[Stored items]
┌──

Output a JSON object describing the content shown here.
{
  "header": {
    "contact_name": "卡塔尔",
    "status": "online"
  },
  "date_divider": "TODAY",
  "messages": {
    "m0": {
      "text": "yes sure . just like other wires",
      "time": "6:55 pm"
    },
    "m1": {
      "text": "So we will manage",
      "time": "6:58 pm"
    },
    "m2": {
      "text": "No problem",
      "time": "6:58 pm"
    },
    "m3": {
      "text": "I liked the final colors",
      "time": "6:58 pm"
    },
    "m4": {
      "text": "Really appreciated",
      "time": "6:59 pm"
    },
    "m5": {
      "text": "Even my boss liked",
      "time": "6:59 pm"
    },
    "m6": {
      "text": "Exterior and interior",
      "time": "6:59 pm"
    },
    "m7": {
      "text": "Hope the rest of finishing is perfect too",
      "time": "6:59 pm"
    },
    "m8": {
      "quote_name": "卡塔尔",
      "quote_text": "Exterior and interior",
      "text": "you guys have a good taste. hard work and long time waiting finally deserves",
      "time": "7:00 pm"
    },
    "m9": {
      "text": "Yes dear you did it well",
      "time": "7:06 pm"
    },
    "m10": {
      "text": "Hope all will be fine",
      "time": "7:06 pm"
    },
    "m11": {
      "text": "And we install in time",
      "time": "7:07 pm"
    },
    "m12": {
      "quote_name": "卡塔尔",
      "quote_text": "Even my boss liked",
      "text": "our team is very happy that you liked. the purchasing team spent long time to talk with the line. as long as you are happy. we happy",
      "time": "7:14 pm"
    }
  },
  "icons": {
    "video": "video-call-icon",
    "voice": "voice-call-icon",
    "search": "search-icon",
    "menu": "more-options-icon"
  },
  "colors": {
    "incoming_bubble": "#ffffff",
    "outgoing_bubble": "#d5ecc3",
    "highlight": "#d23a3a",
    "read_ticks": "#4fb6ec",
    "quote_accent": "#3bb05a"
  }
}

└──
┌──

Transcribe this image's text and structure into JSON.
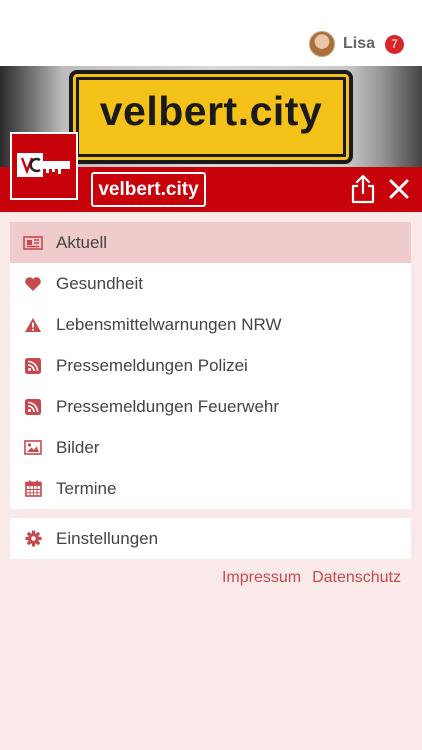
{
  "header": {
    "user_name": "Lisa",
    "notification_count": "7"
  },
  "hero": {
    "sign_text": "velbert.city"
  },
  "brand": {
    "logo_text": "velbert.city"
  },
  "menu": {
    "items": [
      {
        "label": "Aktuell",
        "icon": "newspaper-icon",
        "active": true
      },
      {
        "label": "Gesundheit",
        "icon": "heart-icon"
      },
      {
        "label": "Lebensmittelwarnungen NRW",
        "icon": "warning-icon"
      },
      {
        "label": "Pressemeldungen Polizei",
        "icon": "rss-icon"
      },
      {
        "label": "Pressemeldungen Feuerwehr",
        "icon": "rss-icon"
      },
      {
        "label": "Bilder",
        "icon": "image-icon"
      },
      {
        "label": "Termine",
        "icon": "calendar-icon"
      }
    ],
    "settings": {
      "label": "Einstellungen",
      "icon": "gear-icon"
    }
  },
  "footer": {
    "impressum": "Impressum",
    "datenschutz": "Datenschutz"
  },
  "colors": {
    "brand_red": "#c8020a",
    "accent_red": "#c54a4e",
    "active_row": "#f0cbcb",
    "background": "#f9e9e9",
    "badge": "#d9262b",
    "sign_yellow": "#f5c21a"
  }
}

└──

Written instruction.
Search the entries for the word "Pressemeldungen", then list each line that holds it.

Exercise response.
        "label": "Pressemeldungen Polizei",
        "label": "Pressemeldungen Feuerwehr",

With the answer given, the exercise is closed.